Data entries:
━━━━━━━━━━

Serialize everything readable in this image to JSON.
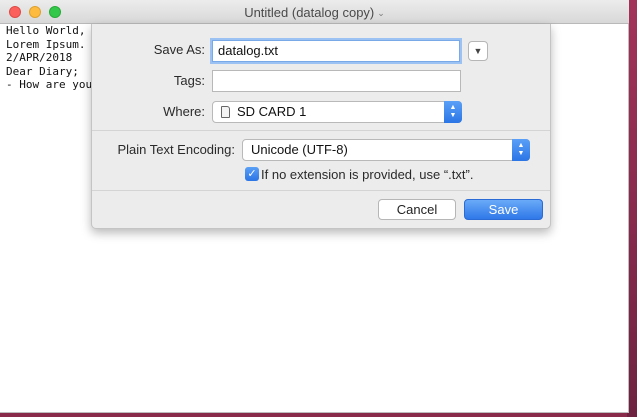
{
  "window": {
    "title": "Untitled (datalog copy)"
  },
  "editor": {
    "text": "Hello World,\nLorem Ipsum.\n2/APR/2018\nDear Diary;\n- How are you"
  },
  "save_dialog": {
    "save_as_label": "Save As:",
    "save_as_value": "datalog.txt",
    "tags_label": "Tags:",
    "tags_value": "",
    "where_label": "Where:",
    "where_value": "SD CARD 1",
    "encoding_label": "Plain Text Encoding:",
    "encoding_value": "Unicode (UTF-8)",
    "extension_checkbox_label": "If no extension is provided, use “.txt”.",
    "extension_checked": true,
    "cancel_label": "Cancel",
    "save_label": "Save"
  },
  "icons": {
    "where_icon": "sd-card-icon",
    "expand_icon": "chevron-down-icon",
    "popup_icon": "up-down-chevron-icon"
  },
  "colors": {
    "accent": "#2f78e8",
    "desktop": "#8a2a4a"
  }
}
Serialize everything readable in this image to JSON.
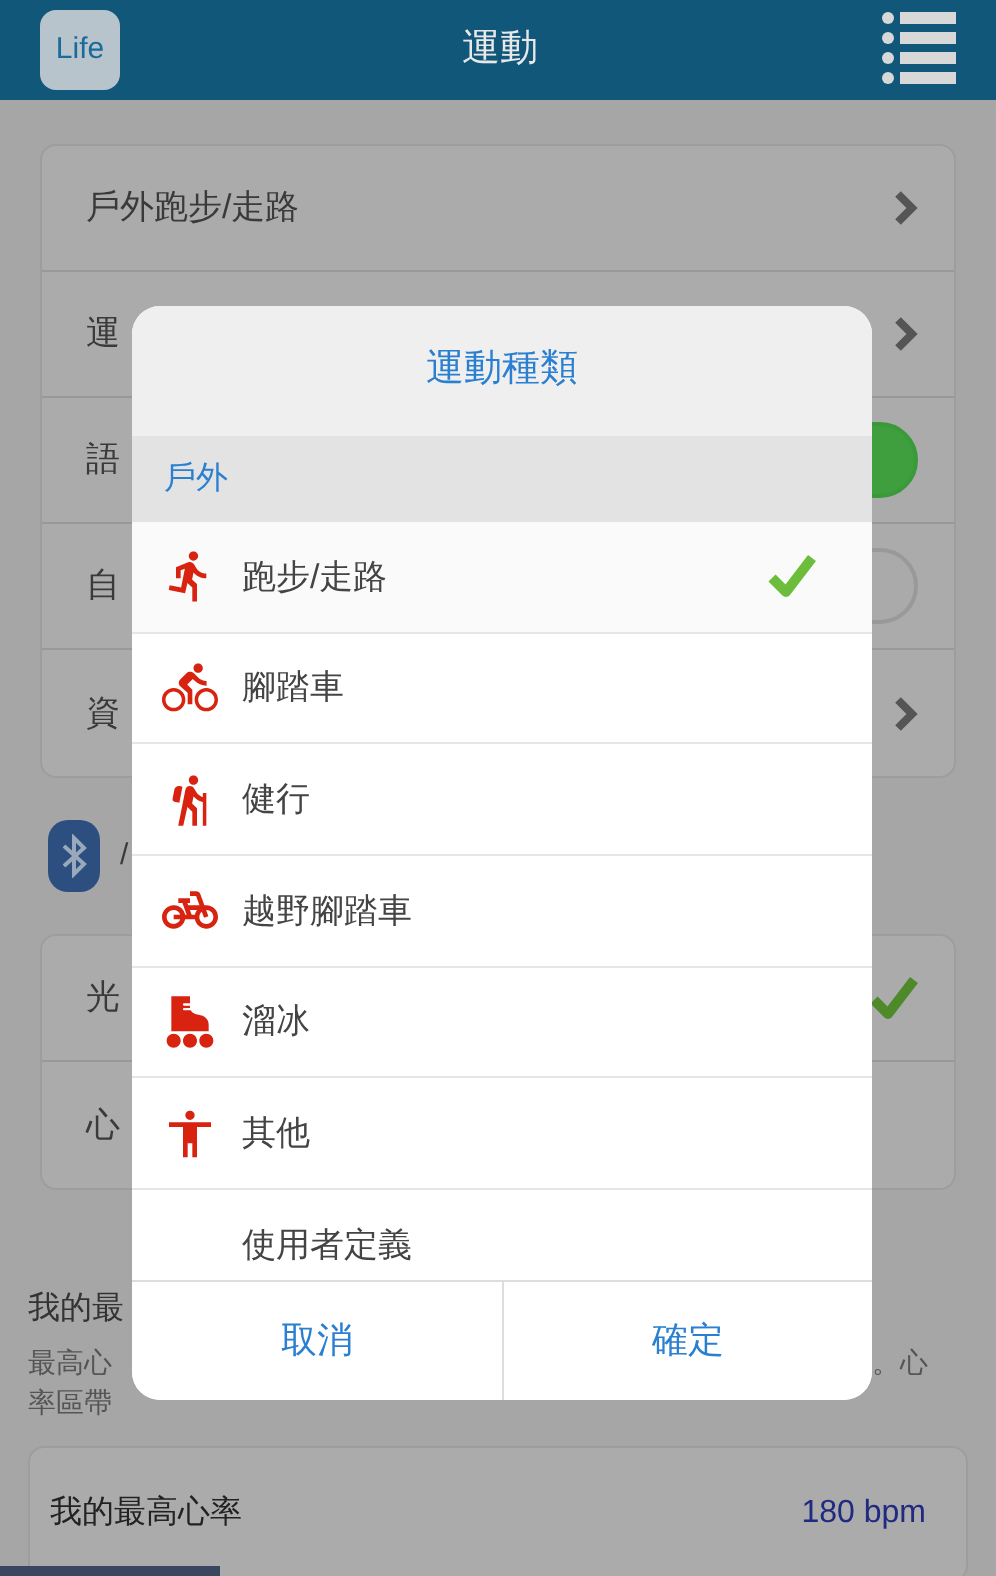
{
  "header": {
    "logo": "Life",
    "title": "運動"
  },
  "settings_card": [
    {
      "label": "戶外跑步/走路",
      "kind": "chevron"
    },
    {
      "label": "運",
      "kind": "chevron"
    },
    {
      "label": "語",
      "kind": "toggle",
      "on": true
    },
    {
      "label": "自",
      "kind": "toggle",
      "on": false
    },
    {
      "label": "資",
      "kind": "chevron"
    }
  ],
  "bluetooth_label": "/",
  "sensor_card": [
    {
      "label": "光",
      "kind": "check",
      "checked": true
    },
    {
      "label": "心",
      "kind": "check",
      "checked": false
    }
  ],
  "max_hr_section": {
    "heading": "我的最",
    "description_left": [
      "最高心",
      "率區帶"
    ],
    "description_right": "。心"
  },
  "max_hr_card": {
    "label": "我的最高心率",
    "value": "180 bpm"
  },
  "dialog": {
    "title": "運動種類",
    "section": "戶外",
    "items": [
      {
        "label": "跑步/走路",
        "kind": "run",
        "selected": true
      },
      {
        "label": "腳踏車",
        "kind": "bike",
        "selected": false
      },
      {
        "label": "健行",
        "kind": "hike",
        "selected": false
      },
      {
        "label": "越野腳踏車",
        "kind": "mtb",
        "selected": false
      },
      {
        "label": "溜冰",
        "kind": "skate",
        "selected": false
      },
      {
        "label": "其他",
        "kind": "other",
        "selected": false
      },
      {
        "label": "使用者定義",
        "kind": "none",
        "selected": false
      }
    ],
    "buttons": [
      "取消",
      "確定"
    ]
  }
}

━━━━━━━━━━

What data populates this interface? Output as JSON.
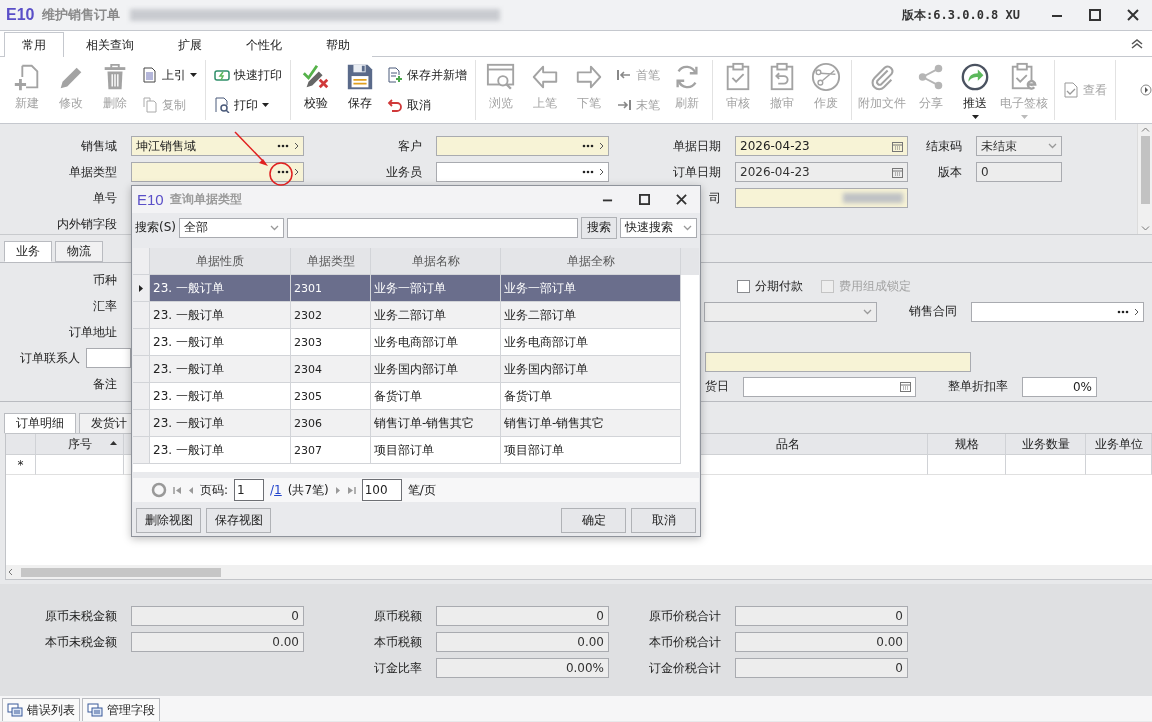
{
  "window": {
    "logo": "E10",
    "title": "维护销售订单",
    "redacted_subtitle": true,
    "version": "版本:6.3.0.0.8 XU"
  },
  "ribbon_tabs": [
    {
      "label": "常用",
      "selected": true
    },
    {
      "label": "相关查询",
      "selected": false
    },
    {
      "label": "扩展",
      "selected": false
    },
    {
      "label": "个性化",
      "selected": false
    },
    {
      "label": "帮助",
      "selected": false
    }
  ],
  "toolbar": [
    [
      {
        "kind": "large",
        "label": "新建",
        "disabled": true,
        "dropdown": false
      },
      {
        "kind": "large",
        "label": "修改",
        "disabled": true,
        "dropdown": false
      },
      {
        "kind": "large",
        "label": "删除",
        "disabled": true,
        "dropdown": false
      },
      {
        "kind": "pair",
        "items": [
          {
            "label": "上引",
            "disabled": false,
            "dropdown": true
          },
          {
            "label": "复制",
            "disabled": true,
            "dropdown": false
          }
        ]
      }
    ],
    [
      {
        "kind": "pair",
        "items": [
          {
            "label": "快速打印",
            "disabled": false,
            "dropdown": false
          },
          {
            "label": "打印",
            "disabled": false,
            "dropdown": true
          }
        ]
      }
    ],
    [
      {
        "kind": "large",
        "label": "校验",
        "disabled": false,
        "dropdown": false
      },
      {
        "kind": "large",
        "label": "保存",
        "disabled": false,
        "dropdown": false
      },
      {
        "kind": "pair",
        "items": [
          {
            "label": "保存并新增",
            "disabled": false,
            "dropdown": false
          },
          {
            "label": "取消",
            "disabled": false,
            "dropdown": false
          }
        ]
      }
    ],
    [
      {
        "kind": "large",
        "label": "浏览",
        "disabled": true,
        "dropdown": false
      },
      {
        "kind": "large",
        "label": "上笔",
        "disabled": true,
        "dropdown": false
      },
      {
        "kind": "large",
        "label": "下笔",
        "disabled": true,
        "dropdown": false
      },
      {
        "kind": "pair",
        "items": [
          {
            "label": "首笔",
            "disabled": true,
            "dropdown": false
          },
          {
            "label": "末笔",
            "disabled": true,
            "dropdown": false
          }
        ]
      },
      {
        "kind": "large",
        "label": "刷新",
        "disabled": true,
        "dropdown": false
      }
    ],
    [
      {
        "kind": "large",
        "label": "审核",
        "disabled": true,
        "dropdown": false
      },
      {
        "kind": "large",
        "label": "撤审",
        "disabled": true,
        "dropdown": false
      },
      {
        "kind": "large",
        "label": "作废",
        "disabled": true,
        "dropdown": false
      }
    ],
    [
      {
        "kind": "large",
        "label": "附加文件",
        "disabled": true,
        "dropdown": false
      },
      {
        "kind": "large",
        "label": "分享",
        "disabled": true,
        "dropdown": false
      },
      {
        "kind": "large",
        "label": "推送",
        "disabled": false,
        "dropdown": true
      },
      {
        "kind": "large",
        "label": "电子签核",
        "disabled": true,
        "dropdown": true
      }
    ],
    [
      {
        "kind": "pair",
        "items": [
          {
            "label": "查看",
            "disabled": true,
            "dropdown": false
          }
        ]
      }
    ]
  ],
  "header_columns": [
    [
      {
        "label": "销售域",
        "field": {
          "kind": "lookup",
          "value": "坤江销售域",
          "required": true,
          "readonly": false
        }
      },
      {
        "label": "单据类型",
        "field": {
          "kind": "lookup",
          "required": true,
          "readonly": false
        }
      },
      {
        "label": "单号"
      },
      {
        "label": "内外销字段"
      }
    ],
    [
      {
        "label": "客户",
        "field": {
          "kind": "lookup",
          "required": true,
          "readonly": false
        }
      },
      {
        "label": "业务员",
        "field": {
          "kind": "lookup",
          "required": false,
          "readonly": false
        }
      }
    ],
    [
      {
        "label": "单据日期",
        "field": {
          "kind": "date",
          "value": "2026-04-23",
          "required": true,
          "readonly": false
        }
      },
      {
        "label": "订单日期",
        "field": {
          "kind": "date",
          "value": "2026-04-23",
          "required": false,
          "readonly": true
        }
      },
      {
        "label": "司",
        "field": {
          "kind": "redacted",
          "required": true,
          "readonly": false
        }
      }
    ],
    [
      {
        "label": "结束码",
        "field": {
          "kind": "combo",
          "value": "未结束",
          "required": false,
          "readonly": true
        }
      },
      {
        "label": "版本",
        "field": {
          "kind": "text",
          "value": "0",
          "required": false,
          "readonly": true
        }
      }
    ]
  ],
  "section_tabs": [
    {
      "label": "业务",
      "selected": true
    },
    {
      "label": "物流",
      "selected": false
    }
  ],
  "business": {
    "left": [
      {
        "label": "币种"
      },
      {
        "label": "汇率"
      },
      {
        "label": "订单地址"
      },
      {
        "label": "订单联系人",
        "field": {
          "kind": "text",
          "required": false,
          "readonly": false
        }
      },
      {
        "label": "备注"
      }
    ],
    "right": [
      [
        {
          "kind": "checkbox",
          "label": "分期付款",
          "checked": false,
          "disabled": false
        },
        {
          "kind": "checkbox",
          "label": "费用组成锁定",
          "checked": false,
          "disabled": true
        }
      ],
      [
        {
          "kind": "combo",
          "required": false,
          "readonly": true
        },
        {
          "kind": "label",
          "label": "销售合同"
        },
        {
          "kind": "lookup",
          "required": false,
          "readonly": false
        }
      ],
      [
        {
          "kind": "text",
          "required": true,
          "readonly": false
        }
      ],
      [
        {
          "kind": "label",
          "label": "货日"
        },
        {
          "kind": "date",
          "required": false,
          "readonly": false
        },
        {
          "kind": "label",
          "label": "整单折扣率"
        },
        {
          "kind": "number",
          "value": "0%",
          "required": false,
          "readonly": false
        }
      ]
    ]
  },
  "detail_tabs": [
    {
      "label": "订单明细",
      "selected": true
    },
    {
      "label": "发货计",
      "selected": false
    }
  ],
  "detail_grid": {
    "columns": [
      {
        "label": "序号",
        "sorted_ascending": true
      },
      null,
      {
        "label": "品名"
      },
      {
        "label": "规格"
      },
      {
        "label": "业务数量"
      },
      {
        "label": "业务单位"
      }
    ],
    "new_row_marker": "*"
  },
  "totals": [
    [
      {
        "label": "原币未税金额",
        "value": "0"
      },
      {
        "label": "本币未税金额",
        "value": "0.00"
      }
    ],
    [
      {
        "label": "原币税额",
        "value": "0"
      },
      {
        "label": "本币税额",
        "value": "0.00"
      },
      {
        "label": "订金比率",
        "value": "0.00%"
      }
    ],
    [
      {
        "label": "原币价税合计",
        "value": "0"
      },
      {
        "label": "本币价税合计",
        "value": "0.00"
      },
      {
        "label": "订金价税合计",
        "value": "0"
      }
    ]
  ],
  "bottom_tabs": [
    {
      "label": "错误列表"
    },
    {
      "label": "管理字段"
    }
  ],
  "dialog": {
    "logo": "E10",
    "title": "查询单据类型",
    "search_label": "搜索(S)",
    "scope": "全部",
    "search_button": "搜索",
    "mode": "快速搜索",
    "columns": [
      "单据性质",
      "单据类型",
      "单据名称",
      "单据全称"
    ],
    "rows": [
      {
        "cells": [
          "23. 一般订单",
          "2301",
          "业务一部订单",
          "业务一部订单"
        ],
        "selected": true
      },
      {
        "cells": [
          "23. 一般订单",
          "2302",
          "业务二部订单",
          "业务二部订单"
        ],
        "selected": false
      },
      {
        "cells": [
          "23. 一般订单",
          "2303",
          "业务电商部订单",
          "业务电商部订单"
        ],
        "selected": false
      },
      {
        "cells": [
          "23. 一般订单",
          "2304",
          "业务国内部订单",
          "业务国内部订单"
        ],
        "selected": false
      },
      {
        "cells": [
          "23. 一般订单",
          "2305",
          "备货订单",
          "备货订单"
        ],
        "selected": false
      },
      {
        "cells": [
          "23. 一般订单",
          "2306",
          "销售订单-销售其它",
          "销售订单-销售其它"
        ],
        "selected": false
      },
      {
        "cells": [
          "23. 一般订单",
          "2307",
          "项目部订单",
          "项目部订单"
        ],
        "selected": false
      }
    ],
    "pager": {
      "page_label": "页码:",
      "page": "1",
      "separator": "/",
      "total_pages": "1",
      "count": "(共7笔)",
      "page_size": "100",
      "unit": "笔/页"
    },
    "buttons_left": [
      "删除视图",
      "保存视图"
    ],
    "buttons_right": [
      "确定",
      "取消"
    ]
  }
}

━━━━━━━━━━

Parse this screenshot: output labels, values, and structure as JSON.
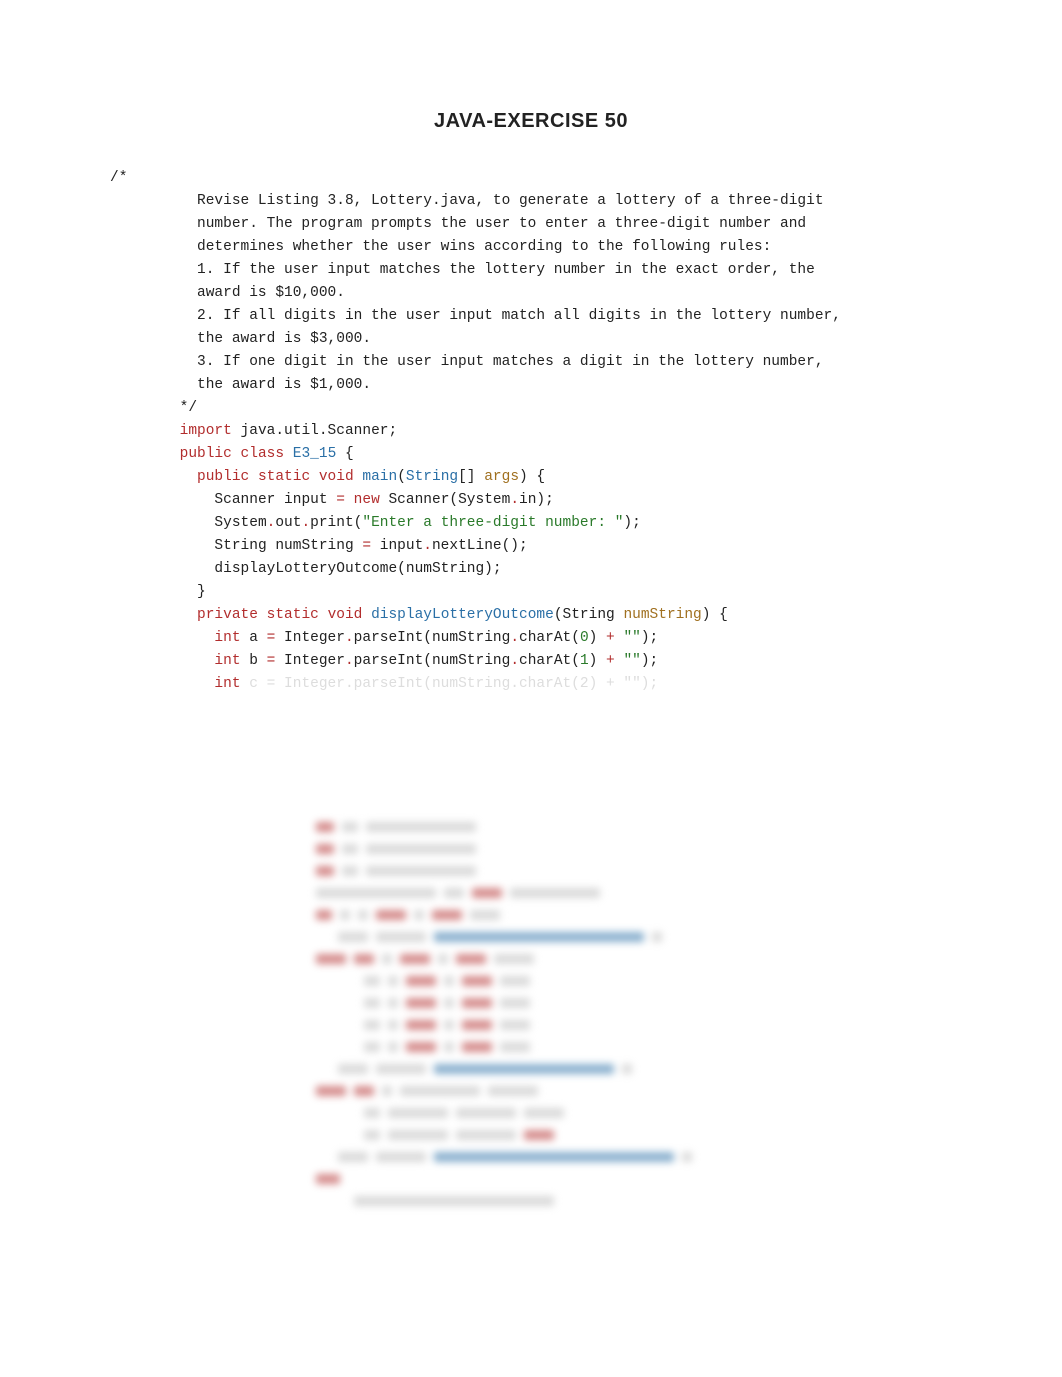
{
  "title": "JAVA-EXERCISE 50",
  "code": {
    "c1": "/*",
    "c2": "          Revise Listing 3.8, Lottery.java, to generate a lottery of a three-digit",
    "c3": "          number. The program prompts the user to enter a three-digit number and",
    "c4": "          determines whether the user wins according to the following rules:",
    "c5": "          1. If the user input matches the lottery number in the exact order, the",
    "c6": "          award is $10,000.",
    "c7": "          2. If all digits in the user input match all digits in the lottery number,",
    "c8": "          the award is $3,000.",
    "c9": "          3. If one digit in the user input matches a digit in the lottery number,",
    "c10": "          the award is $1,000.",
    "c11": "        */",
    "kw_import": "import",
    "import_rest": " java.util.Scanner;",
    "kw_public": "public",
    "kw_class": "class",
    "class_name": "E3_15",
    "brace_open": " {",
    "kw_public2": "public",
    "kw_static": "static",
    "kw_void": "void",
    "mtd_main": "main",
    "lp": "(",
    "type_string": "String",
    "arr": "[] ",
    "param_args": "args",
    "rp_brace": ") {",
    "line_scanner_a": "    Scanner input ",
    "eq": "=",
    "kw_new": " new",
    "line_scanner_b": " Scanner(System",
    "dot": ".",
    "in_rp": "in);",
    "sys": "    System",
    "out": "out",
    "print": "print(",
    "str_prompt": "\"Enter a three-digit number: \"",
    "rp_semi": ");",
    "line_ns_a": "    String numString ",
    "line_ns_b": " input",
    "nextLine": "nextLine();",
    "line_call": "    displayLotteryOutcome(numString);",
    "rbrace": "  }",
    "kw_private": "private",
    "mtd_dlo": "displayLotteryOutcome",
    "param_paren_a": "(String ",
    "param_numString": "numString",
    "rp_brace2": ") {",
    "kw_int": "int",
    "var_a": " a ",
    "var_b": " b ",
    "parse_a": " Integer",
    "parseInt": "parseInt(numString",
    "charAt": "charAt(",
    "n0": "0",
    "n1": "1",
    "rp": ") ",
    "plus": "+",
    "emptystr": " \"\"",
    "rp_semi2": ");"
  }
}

━━━━━━━━━━

[Your task]
Report how many lines of the entries hold the string "this". Provide the number alone.

[Written response]
4